The request:
Scan the entries below and count the lines holding the string "Nazmul". Supply only the number.

-*-*-

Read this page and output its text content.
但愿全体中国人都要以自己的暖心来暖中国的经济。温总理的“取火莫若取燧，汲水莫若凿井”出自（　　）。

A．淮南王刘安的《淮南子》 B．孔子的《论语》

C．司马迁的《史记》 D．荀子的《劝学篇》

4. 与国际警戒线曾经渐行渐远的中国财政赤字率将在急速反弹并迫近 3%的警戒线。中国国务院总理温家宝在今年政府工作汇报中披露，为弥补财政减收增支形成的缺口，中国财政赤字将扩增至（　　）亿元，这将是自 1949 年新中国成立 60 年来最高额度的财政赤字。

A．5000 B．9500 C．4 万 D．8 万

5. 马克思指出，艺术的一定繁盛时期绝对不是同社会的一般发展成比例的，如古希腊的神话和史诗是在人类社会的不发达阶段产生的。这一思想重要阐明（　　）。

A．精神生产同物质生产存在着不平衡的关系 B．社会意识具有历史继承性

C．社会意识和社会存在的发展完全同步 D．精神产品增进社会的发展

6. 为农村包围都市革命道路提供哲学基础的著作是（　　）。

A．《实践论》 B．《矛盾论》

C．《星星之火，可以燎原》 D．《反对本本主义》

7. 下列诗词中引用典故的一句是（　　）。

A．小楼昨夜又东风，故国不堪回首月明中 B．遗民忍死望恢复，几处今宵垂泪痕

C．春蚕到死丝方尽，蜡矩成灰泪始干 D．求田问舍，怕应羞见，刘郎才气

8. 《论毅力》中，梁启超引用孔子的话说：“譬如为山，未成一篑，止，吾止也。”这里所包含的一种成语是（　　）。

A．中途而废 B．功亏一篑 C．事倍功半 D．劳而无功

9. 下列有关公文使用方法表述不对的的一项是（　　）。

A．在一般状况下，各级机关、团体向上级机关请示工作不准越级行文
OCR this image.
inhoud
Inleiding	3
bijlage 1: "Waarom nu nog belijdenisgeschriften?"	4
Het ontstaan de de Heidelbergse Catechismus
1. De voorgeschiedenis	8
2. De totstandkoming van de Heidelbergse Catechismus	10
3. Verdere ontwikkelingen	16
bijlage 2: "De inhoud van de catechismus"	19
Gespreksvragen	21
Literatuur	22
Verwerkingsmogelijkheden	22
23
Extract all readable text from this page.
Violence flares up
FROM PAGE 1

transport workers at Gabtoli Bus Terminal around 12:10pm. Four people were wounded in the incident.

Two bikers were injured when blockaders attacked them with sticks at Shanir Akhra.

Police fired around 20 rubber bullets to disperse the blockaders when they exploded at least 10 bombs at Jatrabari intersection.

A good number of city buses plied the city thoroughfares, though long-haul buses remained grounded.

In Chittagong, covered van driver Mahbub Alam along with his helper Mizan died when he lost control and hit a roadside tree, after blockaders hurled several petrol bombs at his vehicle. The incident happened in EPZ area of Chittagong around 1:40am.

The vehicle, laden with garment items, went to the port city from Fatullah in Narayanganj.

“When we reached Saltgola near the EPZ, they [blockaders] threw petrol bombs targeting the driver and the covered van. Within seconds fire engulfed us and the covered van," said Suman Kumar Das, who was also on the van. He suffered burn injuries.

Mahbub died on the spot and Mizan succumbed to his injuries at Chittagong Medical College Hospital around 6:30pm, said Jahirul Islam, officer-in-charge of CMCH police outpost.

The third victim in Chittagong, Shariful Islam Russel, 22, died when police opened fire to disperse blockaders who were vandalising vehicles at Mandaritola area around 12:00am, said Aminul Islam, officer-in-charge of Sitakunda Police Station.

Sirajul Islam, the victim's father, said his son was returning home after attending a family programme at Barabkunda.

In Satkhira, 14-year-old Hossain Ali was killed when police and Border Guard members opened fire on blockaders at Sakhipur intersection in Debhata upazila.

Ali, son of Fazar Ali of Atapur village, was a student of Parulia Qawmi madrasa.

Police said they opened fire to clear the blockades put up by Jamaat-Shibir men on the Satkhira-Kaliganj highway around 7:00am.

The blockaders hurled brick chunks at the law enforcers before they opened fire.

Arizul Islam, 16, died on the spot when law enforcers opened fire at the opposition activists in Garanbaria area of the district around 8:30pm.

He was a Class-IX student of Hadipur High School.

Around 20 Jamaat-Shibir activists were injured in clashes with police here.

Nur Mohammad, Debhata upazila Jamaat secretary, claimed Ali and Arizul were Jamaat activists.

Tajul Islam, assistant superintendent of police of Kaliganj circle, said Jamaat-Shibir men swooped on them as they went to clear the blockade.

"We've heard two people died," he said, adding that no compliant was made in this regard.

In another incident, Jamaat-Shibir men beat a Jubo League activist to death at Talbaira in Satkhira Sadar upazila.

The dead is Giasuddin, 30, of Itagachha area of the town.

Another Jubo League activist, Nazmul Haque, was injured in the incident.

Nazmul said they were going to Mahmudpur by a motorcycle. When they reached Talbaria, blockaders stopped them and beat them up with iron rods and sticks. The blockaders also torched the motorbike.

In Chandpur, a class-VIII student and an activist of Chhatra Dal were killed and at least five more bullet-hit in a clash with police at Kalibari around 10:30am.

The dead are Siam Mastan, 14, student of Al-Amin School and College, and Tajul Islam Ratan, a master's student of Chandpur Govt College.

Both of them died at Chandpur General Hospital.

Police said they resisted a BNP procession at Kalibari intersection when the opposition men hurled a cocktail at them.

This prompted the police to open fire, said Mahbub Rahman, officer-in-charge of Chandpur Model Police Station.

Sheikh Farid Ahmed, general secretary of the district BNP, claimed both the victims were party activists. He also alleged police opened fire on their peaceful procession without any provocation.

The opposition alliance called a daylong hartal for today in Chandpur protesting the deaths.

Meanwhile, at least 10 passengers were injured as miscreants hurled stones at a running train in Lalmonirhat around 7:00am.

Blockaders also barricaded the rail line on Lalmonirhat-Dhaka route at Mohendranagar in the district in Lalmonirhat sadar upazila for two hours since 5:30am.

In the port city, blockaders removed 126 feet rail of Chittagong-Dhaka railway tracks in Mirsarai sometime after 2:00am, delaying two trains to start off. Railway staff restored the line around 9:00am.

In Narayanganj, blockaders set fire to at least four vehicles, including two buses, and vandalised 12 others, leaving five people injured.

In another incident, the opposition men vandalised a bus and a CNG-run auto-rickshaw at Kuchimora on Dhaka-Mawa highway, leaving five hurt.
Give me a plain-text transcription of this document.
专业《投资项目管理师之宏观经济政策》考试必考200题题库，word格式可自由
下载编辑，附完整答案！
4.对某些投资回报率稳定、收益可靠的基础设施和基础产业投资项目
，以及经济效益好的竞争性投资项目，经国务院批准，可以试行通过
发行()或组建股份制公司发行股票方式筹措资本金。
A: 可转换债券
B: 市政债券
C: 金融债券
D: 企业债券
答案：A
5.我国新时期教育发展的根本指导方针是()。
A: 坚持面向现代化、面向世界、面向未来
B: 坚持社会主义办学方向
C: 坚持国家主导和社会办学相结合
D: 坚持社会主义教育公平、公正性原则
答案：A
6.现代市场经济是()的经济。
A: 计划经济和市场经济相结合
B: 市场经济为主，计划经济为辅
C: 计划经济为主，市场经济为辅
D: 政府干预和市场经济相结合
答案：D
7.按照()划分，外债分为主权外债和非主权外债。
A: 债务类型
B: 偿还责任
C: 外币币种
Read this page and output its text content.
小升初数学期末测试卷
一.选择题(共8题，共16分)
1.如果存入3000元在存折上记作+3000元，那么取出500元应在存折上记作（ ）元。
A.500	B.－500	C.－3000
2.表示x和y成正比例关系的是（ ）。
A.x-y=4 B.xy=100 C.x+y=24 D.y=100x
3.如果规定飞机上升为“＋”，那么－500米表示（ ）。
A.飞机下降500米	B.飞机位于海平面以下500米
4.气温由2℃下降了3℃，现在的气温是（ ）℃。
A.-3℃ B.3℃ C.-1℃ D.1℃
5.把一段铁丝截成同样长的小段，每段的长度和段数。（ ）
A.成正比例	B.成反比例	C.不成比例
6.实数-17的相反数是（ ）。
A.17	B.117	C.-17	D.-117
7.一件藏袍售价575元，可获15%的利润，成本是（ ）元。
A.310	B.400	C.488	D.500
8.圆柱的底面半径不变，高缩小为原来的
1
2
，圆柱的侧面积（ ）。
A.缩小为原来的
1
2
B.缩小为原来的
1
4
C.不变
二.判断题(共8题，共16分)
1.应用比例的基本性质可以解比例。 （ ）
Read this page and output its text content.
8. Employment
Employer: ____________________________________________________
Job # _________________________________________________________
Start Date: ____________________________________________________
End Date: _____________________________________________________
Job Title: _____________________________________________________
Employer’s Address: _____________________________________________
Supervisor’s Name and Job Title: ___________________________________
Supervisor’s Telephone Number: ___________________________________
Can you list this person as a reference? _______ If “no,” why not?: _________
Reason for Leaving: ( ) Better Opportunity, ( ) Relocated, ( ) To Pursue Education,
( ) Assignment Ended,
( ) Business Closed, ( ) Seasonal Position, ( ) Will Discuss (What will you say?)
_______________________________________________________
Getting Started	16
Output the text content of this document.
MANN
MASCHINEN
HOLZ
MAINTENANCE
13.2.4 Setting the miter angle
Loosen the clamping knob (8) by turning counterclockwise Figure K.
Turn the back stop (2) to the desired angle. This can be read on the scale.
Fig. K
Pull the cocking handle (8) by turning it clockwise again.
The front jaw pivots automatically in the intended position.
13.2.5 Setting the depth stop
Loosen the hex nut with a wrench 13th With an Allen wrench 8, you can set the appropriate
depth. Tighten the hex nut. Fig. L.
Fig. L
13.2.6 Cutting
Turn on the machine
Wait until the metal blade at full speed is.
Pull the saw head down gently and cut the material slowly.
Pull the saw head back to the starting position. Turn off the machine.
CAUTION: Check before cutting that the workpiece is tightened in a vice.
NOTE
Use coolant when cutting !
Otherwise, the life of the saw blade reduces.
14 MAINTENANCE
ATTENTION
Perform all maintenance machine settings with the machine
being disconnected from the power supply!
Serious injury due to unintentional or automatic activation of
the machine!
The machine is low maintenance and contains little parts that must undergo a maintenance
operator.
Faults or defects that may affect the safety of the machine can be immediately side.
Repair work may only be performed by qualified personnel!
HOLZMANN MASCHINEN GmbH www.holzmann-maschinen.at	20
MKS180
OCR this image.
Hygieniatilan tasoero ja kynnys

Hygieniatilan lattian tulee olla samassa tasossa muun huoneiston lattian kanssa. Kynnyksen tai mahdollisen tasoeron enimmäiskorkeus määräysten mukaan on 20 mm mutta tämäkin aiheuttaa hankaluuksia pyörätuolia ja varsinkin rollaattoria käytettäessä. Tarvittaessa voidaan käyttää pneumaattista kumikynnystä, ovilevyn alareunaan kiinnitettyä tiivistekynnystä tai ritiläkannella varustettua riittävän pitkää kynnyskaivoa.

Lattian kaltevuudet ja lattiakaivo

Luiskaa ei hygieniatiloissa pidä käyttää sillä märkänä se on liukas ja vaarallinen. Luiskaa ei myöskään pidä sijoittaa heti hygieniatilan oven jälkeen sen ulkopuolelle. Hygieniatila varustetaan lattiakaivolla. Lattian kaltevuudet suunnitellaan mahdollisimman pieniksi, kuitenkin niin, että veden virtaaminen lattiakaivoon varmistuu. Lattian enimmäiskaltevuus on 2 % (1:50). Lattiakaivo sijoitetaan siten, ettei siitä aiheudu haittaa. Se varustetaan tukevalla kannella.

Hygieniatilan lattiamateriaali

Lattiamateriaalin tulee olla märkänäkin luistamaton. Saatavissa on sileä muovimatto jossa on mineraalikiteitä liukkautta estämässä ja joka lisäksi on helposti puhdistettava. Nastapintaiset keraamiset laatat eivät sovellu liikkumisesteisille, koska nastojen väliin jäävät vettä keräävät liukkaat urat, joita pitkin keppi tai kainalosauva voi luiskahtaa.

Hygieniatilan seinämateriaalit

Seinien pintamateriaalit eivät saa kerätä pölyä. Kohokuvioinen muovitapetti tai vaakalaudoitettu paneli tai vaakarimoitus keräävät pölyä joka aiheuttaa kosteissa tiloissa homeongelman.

-*-*-

Result:
2